▶ **The exercise**:
Of all the lines in the material, how many contain the word "Build"? State the number alone.

..........

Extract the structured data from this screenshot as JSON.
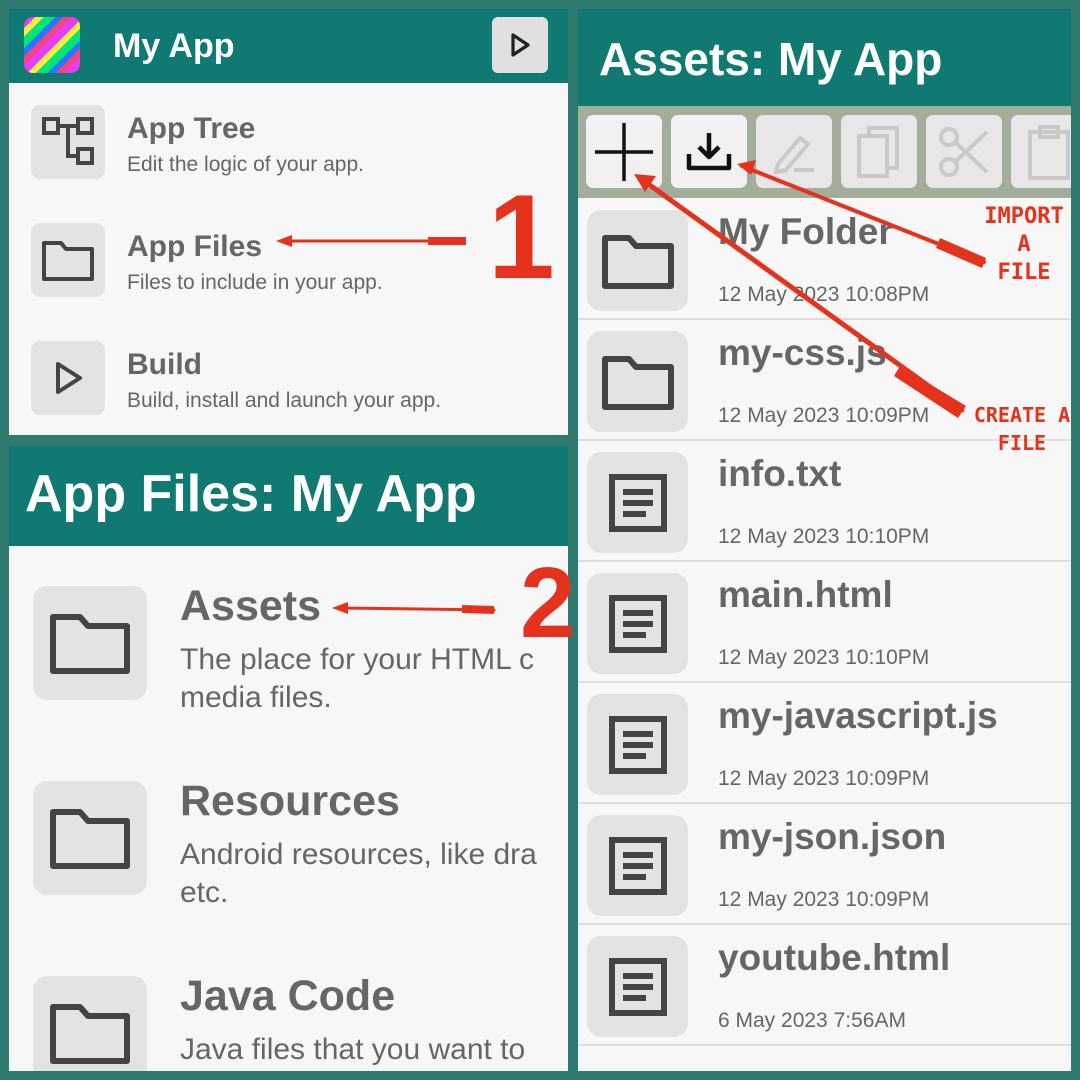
{
  "panel1": {
    "title": "My App",
    "items": [
      {
        "title": "App Tree",
        "subtitle": "Edit the logic of your app."
      },
      {
        "title": "App Files",
        "subtitle": "Files to include in your app."
      },
      {
        "title": "Build",
        "subtitle": "Build, install and launch your app."
      }
    ]
  },
  "panel2": {
    "title": "App Files: My App",
    "items": [
      {
        "title": "Assets",
        "line1": "The place for your HTML c",
        "line2": "media files."
      },
      {
        "title": "Resources",
        "line1": "Android resources, like dra",
        "line2": "etc."
      },
      {
        "title": "Java Code",
        "line1": "Java files that you want to",
        "line2": ""
      }
    ]
  },
  "panel3": {
    "title": "Assets: My App",
    "toolbar": [
      {
        "icon": "add-icon",
        "enabled": true
      },
      {
        "icon": "import-icon",
        "enabled": true
      },
      {
        "icon": "rename-icon",
        "enabled": false
      },
      {
        "icon": "copy-icon",
        "enabled": false
      },
      {
        "icon": "cut-icon",
        "enabled": false
      },
      {
        "icon": "paste-icon",
        "enabled": false
      }
    ],
    "files": [
      {
        "name": "My Folder",
        "date": "12 May 2023 10:08PM",
        "type": "folder"
      },
      {
        "name": "my-css.js",
        "date": "12 May 2023 10:09PM",
        "type": "folder"
      },
      {
        "name": "info.txt",
        "date": "12 May 2023 10:10PM",
        "type": "file"
      },
      {
        "name": "main.html",
        "date": "12 May 2023 10:10PM",
        "type": "file"
      },
      {
        "name": "my-javascript.js",
        "date": "12 May 2023 10:09PM",
        "type": "file"
      },
      {
        "name": "my-json.json",
        "date": "12 May 2023 10:09PM",
        "type": "file"
      },
      {
        "name": "youtube.html",
        "date": "6 May 2023 7:56AM",
        "type": "file"
      }
    ]
  },
  "annotations": {
    "step1": "1",
    "step2": "2",
    "import_note": [
      "IMPORT",
      "A",
      "FILE"
    ],
    "create_note": [
      "CREATE A",
      "FILE"
    ]
  },
  "colors": {
    "header": "#107a72",
    "background": "#2e7a6e",
    "toolbar": "#a4ad9c",
    "annotation": "#e4321c"
  }
}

..........

▶ **Problem solution**:
2